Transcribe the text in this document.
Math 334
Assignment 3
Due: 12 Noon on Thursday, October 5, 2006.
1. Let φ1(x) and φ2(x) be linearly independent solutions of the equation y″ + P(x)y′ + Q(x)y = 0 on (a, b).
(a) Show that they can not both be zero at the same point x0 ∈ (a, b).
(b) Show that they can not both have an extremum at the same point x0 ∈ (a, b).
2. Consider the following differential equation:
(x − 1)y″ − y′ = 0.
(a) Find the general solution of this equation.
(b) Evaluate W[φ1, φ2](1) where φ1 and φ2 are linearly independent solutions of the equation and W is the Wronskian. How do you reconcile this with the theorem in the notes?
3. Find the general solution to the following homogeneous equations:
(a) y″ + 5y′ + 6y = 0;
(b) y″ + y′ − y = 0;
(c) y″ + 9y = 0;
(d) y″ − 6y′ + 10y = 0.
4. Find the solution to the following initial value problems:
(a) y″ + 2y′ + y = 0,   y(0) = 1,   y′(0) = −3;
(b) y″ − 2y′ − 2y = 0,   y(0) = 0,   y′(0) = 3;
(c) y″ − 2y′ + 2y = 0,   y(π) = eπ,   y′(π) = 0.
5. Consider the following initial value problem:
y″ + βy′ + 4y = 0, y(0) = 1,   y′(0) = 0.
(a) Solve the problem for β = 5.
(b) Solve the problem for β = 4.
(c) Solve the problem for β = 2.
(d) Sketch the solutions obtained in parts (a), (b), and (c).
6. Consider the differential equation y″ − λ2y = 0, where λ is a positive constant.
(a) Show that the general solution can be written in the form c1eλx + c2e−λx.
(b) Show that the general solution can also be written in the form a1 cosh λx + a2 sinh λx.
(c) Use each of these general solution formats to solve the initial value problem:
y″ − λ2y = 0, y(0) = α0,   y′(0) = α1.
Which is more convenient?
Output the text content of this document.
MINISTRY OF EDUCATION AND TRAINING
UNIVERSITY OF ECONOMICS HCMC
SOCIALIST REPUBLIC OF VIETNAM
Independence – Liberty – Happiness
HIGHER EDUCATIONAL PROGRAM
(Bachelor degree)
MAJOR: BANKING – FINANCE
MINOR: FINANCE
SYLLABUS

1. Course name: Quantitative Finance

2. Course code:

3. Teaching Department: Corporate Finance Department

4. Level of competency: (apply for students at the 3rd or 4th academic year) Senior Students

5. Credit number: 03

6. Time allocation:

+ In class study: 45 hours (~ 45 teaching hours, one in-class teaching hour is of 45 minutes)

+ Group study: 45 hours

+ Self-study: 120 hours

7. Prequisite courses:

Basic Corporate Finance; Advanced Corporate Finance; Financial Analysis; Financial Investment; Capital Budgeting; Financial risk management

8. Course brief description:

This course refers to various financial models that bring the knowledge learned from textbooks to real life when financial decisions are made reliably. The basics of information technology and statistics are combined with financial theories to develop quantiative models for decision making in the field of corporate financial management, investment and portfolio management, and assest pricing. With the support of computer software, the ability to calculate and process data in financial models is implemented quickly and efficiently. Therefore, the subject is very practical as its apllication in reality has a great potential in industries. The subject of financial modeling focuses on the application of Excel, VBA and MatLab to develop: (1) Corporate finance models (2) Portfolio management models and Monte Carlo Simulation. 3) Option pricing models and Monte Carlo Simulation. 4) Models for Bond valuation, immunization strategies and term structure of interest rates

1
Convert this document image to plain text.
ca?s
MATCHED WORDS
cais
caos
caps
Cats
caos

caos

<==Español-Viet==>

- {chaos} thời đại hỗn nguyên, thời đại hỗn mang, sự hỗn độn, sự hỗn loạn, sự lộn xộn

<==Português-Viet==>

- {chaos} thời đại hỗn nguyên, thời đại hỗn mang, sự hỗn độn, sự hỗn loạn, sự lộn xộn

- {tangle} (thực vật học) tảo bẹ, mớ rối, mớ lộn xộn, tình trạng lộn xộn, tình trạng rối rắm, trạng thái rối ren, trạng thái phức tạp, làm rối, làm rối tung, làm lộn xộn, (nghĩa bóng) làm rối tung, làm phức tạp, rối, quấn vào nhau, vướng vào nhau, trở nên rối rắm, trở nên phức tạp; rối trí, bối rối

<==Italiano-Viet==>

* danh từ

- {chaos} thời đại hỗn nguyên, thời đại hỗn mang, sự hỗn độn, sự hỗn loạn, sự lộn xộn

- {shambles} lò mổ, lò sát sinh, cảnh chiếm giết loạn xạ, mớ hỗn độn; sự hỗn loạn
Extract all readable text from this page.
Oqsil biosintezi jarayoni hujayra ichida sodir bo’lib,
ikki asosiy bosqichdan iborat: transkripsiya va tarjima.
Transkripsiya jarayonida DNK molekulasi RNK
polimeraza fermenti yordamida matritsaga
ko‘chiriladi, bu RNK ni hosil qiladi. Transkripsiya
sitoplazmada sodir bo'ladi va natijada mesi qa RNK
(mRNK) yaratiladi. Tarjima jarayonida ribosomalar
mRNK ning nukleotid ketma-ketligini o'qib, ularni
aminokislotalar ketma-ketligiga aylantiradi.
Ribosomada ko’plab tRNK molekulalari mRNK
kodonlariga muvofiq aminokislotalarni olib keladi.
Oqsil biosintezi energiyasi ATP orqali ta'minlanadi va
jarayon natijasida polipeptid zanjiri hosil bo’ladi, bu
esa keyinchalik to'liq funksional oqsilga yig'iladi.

☆ ☆ ☆ ☆ ☆ ☆ ☆

*Task statement*
Above are some records. Print them all exactly.

*Answer to the problem*
Transcribe the text in this document.
Math 334
Assignment 3
Due: 12 Noon on Thursday, October 5, 2006.
1. Let φ1(x) and φ2(x) be linearly independent solutions of the equation y″ + P(x)y′ + Q(x)y = 0 on (a, b).
(a) Show that they can not both be zero at the same point x0 ∈ (a, b).
(b) Show that they can not both have an extremum at the same point x0 ∈ (a, b).
2. Consider the following differential equation:
(x − 1)y″ − y′ = 0.
(a) Find the general solution of this equation.
(b) Evaluate W[φ1, φ2](1) where φ1 and φ2 are linearly independent solutions of the equation and W is the Wronskian. How do you reconcile this with the theorem in the notes?
3. Find the general solution to the following homogeneous equations:
(a) y″ + 5y′ + 6y = 0;
(b) y″ + y′ − y = 0;
(c) y″ + 9y = 0;
(d) y″ − 6y′ + 10y = 0.
4. Find the solution to the following initial value problems:
(a) y″ + 2y′ + y = 0,   y(0) = 1,   y′(0) = −3;
(b) y″ − 2y′ − 2y = 0,   y(0) = 0,   y′(0) = 3;
(c) y″ − 2y′ + 2y = 0,   y(π) = eπ,   y′(π) = 0.
5. Consider the following initial value problem:
y″ + βy′ + 4y = 0, y(0) = 1,   y′(0) = 0.
(a) Solve the problem for β = 5.
(b) Solve the problem for β = 4.
(c) Solve the problem for β = 2.
(d) Sketch the solutions obtained in parts (a), (b), and (c).
6. Consider the differential equation y″ − λ2y = 0, where λ is a positive constant.
(a) Show that the general solution can be written in the form c1eλx + c2e−λx.
(b) Show that the general solution can also be written in the form a1 cosh λx + a2 sinh λx.
(c) Use each of these general solution formats to solve the initial value problem:
y″ − λ2y = 0, y(0) = α0,   y′(0) = α1.
Which is more convenient?
Output the text content of this document.
MINISTRY OF EDUCATION AND TRAINING
UNIVERSITY OF ECONOMICS HCMC
SOCIALIST REPUBLIC OF VIETNAM
Independence – Liberty – Happiness
HIGHER EDUCATIONAL PROGRAM
(Bachelor degree)
MAJOR: BANKING – FINANCE
MINOR: FINANCE
SYLLABUS

1. Course name: Quantitative Finance

2. Course code:

3. Teaching Department: Corporate Finance Department

4. Level of competency: (apply for students at the 3rd or 4th academic year) Senior Students

5. Credit number: 03

6. Time allocation:

+ In class study: 45 hours (~ 45 teaching hours, one in-class teaching hour is of 45 minutes)

+ Group study: 45 hours

+ Self-study: 120 hours

7. Prequisite courses:

Basic Corporate Finance; Advanced Corporate Finance; Financial Analysis; Financial Investment; Capital Budgeting; Financial risk management

8. Course brief description:

This course refers to various financial models that bring the knowledge learned from textbooks to real life when financial decisions are made reliably. The basics of information technology and statistics are combined with financial theories to develop quantiative models for decision making in the field of corporate financial management, investment and portfolio management, and assest pricing. With the support of computer software, the ability to calculate and process data in financial models is implemented quickly and efficiently. Therefore, the subject is very practical as its apllication in reality has a great potential in industries. The subject of financial modeling focuses on the application of Excel, VBA and MatLab to develop: (1) Corporate finance models (2) Portfolio management models and Monte Carlo Simulation. 3) Option pricing models and Monte Carlo Simulation. 4) Models for Bond valuation, immunization strategies and term structure of interest rates

1
Convert this document image to plain text.
ca?s
MATCHED WORDS
cais
caos
caps
Cats
caos

caos

<==Español-Viet==>

- {chaos} thời đại hỗn nguyên, thời đại hỗn mang, sự hỗn độn, sự hỗn loạn, sự lộn xộn

<==Português-Viet==>

- {chaos} thời đại hỗn nguyên, thời đại hỗn mang, sự hỗn độn, sự hỗn loạn, sự lộn xộn

- {tangle} (thực vật học) tảo bẹ, mớ rối, mớ lộn xộn, tình trạng lộn xộn, tình trạng rối rắm, trạng thái rối ren, trạng thái phức tạp, làm rối, làm rối tung, làm lộn xộn, (nghĩa bóng) làm rối tung, làm phức tạp, rối, quấn vào nhau, vướng vào nhau, trở nên rối rắm, trở nên phức tạp; rối trí, bối rối

<==Italiano-Viet==>

* danh từ

- {chaos} thời đại hỗn nguyên, thời đại hỗn mang, sự hỗn độn, sự hỗn loạn, sự lộn xộn

- {shambles} lò mổ, lò sát sinh, cảnh chiếm giết loạn xạ, mớ hỗn độn; sự hỗn loạn
Extract all readable text from this page.
Oqsil biosintezi jarayoni hujayra ichida sodir bo’lib,
ikki asosiy bosqichdan iborat: transkripsiya va tarjima.
Transkripsiya jarayonida DNK molekulasi RNK
polimeraza fermenti yordamida matritsaga
ko‘chiriladi, bu RNK ni hosil qiladi. Transkripsiya
sitoplazmada sodir bo'ladi va natijada mesi qa RNK
(mRNK) yaratiladi. Tarjima jarayonida ribosomalar
mRNK ning nukleotid ketma-ketligini o'qib, ularni
aminokislotalar ketma-ketligiga aylantiradi.
Ribosomada ko’plab tRNK molekulalari mRNK
kodonlariga muvofiq aminokislotalarni olib keladi.
Oqsil biosintezi energiyasi ATP orqali ta'minlanadi va
jarayon natijasida polipeptid zanjiri hosil bo’ladi, bu
esa keyinchalik to'liq funksional oqsilga yig'iladi.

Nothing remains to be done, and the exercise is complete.